#### Task brief
Copy the rows from the first one through the line that contains "Text: O: O xyxy=(476,52,490,70)", changing "Localize" to "Locate" and leaving everything else the same.

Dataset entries

-- START --

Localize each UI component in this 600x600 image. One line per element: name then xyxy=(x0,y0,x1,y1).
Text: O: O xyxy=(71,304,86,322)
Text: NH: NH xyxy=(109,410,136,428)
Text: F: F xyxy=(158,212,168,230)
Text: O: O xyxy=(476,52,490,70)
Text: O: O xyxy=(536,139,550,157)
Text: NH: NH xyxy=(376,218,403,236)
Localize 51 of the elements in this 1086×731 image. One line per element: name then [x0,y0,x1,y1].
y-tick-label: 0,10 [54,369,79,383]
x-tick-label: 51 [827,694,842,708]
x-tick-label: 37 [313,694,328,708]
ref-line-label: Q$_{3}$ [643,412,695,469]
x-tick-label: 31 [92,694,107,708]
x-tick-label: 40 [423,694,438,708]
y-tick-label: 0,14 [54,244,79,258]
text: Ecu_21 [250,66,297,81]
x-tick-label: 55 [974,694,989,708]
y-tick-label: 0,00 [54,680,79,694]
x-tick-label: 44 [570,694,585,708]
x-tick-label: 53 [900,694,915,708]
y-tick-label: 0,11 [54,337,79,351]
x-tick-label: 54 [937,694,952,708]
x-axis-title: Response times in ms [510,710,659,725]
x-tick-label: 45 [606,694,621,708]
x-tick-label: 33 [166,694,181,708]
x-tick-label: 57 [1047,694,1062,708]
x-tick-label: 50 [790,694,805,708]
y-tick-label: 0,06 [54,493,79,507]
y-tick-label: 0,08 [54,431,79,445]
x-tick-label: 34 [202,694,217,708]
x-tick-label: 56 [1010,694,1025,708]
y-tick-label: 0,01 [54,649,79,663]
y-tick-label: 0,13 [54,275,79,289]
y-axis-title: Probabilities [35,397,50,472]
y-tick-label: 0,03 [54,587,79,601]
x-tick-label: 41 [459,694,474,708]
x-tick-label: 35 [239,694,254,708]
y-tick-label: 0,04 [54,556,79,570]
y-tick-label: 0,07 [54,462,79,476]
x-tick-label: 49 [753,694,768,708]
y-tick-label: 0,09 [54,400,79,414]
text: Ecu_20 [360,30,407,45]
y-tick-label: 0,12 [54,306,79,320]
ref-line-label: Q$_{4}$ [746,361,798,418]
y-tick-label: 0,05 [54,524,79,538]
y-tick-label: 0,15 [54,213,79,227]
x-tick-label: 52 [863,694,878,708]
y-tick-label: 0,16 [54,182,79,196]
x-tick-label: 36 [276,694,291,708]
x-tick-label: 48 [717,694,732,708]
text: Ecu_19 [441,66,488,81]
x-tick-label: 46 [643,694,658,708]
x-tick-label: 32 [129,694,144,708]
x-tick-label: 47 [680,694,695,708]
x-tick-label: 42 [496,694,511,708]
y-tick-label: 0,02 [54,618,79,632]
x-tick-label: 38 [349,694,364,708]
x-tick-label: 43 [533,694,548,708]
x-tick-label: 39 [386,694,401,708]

-- END --

#### Exercise solution
Locate each UI component in this 600x600 image. One line per element: name then xyxy=(x0,y0,x1,y1).
Text: O: O xyxy=(71,304,86,322)
Text: NH: NH xyxy=(109,410,136,428)
Text: F: F xyxy=(158,212,168,230)
Text: O: O xyxy=(476,52,490,70)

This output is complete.